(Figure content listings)
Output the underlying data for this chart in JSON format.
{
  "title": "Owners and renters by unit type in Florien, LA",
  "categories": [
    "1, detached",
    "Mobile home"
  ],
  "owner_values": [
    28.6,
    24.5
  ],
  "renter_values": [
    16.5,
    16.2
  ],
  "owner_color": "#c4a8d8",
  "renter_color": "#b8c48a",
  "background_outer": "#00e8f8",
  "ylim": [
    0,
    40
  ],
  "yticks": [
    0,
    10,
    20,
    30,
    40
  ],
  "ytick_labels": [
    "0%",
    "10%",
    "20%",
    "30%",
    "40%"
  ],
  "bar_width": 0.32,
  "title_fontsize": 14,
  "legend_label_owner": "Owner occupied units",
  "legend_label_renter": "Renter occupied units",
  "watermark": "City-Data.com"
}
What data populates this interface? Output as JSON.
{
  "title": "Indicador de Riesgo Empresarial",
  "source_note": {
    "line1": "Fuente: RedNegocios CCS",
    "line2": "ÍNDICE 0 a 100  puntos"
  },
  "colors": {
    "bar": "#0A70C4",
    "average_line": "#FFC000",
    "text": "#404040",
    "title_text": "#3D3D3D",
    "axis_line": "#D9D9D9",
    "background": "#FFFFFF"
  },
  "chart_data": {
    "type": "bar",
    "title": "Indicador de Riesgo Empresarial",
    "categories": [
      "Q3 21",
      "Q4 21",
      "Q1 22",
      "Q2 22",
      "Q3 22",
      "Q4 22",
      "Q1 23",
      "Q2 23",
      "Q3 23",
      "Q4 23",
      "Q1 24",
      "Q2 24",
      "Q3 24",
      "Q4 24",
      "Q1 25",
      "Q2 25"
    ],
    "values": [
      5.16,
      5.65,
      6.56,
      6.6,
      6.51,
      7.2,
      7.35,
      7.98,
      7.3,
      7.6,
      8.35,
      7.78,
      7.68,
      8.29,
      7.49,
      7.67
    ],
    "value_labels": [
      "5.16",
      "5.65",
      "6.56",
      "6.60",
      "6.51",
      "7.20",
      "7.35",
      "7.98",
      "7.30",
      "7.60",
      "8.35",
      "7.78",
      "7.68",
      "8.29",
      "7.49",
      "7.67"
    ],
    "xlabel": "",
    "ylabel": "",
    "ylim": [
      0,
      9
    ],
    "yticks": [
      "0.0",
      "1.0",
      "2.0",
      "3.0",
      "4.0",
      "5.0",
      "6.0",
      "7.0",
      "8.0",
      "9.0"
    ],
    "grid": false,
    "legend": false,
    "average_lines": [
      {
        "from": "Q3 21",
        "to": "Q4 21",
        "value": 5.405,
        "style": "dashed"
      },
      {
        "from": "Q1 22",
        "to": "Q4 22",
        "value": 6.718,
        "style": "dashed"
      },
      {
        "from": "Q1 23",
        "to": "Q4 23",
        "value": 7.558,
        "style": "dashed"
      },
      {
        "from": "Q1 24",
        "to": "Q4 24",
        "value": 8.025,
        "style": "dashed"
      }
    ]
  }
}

▶ _What to produce_: Every line of the material must be returned exactly as it appears.

▶ _Written answer_:
Output the underlying data for this chart in JSON format.
{
  "title": "Owners and renters by unit type in Florien, LA",
  "categories": [
    "1, detached",
    "Mobile home"
  ],
  "owner_values": [
    28.6,
    24.5
  ],
  "renter_values": [
    16.5,
    16.2
  ],
  "owner_color": "#c4a8d8",
  "renter_color": "#b8c48a",
  "background_outer": "#00e8f8",
  "ylim": [
    0,
    40
  ],
  "yticks": [
    0,
    10,
    20,
    30,
    40
  ],
  "ytick_labels": [
    "0%",
    "10%",
    "20%",
    "30%",
    "40%"
  ],
  "bar_width": 0.32,
  "title_fontsize": 14,
  "legend_label_owner": "Owner occupied units",
  "legend_label_renter": "Renter occupied units",
  "watermark": "City-Data.com"
}
What data populates this interface? Output as JSON.
{
  "title": "Indicador de Riesgo Empresarial",
  "source_note": {
    "line1": "Fuente: RedNegocios CCS",
    "line2": "ÍNDICE 0 a 100  puntos"
  },
  "colors": {
    "bar": "#0A70C4",
    "average_line": "#FFC000",
    "text": "#404040",
    "title_text": "#3D3D3D",
    "axis_line": "#D9D9D9",
    "background": "#FFFFFF"
  },
  "chart_data": {
    "type": "bar",
    "title": "Indicador de Riesgo Empresarial",
    "categories": [
      "Q3 21",
      "Q4 21",
      "Q1 22",
      "Q2 22",
      "Q3 22",
      "Q4 22",
      "Q1 23",
      "Q2 23",
      "Q3 23",
      "Q4 23",
      "Q1 24",
      "Q2 24",
      "Q3 24",
      "Q4 24",
      "Q1 25",
      "Q2 25"
    ],
    "values": [
      5.16,
      5.65,
      6.56,
      6.6,
      6.51,
      7.2,
      7.35,
      7.98,
      7.3,
      7.6,
      8.35,
      7.78,
      7.68,
      8.29,
      7.49,
      7.67
    ],
    "value_labels": [
      "5.16",
      "5.65",
      "6.56",
      "6.60",
      "6.51",
      "7.20",
      "7.35",
      "7.98",
      "7.30",
      "7.60",
      "8.35",
      "7.78",
      "7.68",
      "8.29",
      "7.49",
      "7.67"
    ],
    "xlabel": "",
    "ylabel": "",
    "ylim": [
      0,
      9
    ],
    "yticks": [
      "0.0",
      "1.0",
      "2.0",
      "3.0",
      "4.0",
      "5.0",
      "6.0",
      "7.0",
      "8.0",
      "9.0"
    ],
    "grid": false,
    "legend": false,
    "average_lines": [
      {
        "from": "Q3 21",
        "to": "Q4 21",
        "value": 5.405,
        "style": "dashed"
      },
      {
        "from": "Q1 22",
        "to": "Q4 22",
        "value": 6.718,
        "style": "dashed"
      },
      {
        "from": "Q1 23",
        "to": "Q4 23",
        "value": 7.558,
        "style": "dashed"
      },
      {
        "from": "Q1 24",
        "to": "Q4 24",
        "value": 8.025,
        "style": "dashed"
      }
    ]
  }
}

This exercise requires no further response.